What is required =>
State only how many lines below include the string "JSON".

Material for the task =>
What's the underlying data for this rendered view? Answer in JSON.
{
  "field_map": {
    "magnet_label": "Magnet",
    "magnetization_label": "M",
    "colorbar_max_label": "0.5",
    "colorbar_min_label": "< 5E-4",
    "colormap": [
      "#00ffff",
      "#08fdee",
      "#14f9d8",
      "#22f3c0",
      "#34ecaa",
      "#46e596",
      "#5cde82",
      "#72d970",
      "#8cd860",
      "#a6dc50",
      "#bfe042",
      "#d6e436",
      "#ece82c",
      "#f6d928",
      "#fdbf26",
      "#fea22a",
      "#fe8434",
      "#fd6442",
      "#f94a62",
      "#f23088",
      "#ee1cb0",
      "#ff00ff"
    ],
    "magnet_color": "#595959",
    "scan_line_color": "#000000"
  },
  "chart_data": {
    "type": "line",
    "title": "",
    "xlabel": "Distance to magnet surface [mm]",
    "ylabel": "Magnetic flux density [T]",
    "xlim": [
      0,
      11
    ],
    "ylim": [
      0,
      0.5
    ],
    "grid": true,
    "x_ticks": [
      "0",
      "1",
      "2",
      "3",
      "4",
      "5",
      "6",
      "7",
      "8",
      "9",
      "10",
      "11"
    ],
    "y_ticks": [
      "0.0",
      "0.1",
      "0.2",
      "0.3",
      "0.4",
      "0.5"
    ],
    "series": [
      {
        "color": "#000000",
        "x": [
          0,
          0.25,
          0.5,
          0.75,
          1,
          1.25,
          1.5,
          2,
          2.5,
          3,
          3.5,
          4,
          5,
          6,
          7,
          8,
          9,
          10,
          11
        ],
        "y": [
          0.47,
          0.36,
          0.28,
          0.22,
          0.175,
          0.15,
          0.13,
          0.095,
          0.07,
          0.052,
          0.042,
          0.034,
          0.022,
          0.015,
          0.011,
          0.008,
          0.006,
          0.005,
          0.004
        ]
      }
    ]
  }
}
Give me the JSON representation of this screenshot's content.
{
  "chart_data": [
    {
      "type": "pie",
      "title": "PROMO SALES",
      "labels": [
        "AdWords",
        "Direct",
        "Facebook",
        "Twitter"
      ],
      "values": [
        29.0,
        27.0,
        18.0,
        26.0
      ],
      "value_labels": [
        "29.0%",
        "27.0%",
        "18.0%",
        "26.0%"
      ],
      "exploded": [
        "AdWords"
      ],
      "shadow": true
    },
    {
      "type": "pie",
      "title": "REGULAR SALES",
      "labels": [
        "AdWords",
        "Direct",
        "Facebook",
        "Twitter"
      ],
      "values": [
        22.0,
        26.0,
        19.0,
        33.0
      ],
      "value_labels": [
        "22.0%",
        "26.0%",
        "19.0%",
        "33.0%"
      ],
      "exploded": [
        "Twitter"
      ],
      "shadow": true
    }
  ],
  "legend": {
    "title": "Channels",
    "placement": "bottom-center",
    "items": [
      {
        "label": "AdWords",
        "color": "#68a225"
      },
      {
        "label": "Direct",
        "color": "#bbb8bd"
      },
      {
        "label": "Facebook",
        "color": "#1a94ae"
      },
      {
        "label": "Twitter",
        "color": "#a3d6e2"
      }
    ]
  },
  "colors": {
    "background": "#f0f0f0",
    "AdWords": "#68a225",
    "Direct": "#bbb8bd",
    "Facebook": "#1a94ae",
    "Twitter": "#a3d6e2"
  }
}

Solved exercise =>
2